§ **REQUIRED WORK**
Copy out the listing that follows, exactly, without its pictures.

§ **DATASET CONTENT**

++++++

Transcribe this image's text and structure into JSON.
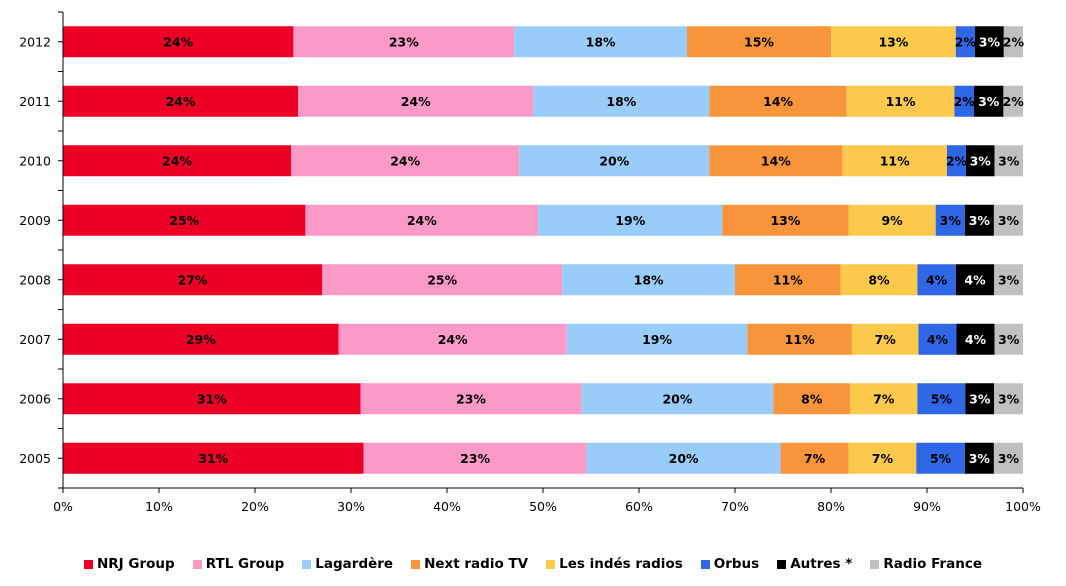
{
  "chart_data": {
    "type": "bar",
    "orientation": "horizontal",
    "stacked": "percent",
    "categories": [
      "2012",
      "2011",
      "2010",
      "2009",
      "2008",
      "2007",
      "2006",
      "2005"
    ],
    "series": [
      {
        "name": "NRJ Group",
        "color": "#ee0026",
        "values": [
          24,
          24,
          24,
          25,
          27,
          29,
          31,
          31
        ],
        "labels": [
          "24%",
          "24%",
          "24%",
          "25%",
          "27%",
          "29%",
          "31%",
          "31%"
        ]
      },
      {
        "name": "RTL Group",
        "color": "#fb99c7",
        "values": [
          23,
          24,
          24,
          24,
          25,
          24,
          23,
          23
        ],
        "labels": [
          "23%",
          "24%",
          "24%",
          "24%",
          "25%",
          "24%",
          "23%",
          "23%"
        ]
      },
      {
        "name": "Lagardère",
        "color": "#99ccf8",
        "values": [
          18,
          18,
          20,
          19,
          18,
          19,
          20,
          20
        ],
        "labels": [
          "18%",
          "18%",
          "20%",
          "19%",
          "18%",
          "19%",
          "20%",
          "20%"
        ]
      },
      {
        "name": "Next radio TV",
        "color": "#f8953a",
        "values": [
          15,
          14,
          14,
          13,
          11,
          11,
          8,
          7
        ],
        "labels": [
          "15%",
          "14%",
          "14%",
          "13%",
          "11%",
          "11%",
          "8%",
          "7%"
        ]
      },
      {
        "name": "Les indés radios",
        "color": "#fcc94a",
        "values": [
          13,
          11,
          11,
          9,
          8,
          7,
          7,
          7
        ],
        "labels": [
          "13%",
          "11%",
          "11%",
          "9%",
          "8%",
          "7%",
          "7%",
          "7%"
        ]
      },
      {
        "name": "Orbus",
        "color": "#2f67e6",
        "values": [
          2,
          2,
          2,
          3,
          4,
          4,
          5,
          5
        ],
        "labels": [
          "2%",
          "2%",
          "2%",
          "3%",
          "4%",
          "4%",
          "5%",
          "5%"
        ]
      },
      {
        "name": "Autres *",
        "color": "#000000",
        "values": [
          3,
          3,
          3,
          3,
          4,
          4,
          3,
          3
        ],
        "labels": [
          "3%",
          "3%",
          "3%",
          "3%",
          "4%",
          "4%",
          "3%",
          "3%"
        ]
      },
      {
        "name": "Radio France",
        "color": "#c0c0c0",
        "values": [
          2,
          2,
          3,
          3,
          3,
          3,
          3,
          3
        ],
        "labels": [
          "2%",
          "2%",
          "3%",
          "3%",
          "3%",
          "3%",
          "3%",
          "3%"
        ]
      }
    ],
    "xlim": [
      0,
      100
    ],
    "xticks": [
      "0%",
      "10%",
      "20%",
      "30%",
      "40%",
      "50%",
      "60%",
      "70%",
      "80%",
      "90%",
      "100%"
    ],
    "grid": false,
    "legend_position": "bottom"
  }
}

++++++

§ **TASK RESPONSE**
Transcribe this image's text and structure into JSON.
{
  "chart_data": {
    "type": "bar",
    "orientation": "horizontal",
    "stacked": "percent",
    "categories": [
      "2012",
      "2011",
      "2010",
      "2009",
      "2008",
      "2007",
      "2006",
      "2005"
    ],
    "series": [
      {
        "name": "NRJ Group",
        "color": "#ee0026",
        "values": [
          24,
          24,
          24,
          25,
          27,
          29,
          31,
          31
        ],
        "labels": [
          "24%",
          "24%",
          "24%",
          "25%",
          "27%",
          "29%",
          "31%",
          "31%"
        ]
      },
      {
        "name": "RTL Group",
        "color": "#fb99c7",
        "values": [
          23,
          24,
          24,
          24,
          25,
          24,
          23,
          23
        ],
        "labels": [
          "23%",
          "24%",
          "24%",
          "24%",
          "25%",
          "24%",
          "23%",
          "23%"
        ]
      },
      {
        "name": "Lagardère",
        "color": "#99ccf8",
        "values": [
          18,
          18,
          20,
          19,
          18,
          19,
          20,
          20
        ],
        "labels": [
          "18%",
          "18%",
          "20%",
          "19%",
          "18%",
          "19%",
          "20%",
          "20%"
        ]
      },
      {
        "name": "Next radio TV",
        "color": "#f8953a",
        "values": [
          15,
          14,
          14,
          13,
          11,
          11,
          8,
          7
        ],
        "labels": [
          "15%",
          "14%",
          "14%",
          "13%",
          "11%",
          "11%",
          "8%",
          "7%"
        ]
      },
      {
        "name": "Les indés radios",
        "color": "#fcc94a",
        "values": [
          13,
          11,
          11,
          9,
          8,
          7,
          7,
          7
        ],
        "labels": [
          "13%",
          "11%",
          "11%",
          "9%",
          "8%",
          "7%",
          "7%",
          "7%"
        ]
      },
      {
        "name": "Orbus",
        "color": "#2f67e6",
        "values": [
          2,
          2,
          2,
          3,
          4,
          4,
          5,
          5
        ],
        "labels": [
          "2%",
          "2%",
          "2%",
          "3%",
          "4%",
          "4%",
          "5%",
          "5%"
        ]
      },
      {
        "name": "Autres *",
        "color": "#000000",
        "values": [
          3,
          3,
          3,
          3,
          4,
          4,
          3,
          3
        ],
        "labels": [
          "3%",
          "3%",
          "3%",
          "3%",
          "4%",
          "4%",
          "3%",
          "3%"
        ]
      },
      {
        "name": "Radio France",
        "color": "#c0c0c0",
        "values": [
          2,
          2,
          3,
          3,
          3,
          3,
          3,
          3
        ],
        "labels": [
          "2%",
          "2%",
          "3%",
          "3%",
          "3%",
          "3%",
          "3%",
          "3%"
        ]
      }
    ],
    "xlim": [
      0,
      100
    ],
    "xticks": [
      "0%",
      "10%",
      "20%",
      "30%",
      "40%",
      "50%",
      "60%",
      "70%",
      "80%",
      "90%",
      "100%"
    ],
    "grid": false,
    "legend_position": "bottom"
  }
}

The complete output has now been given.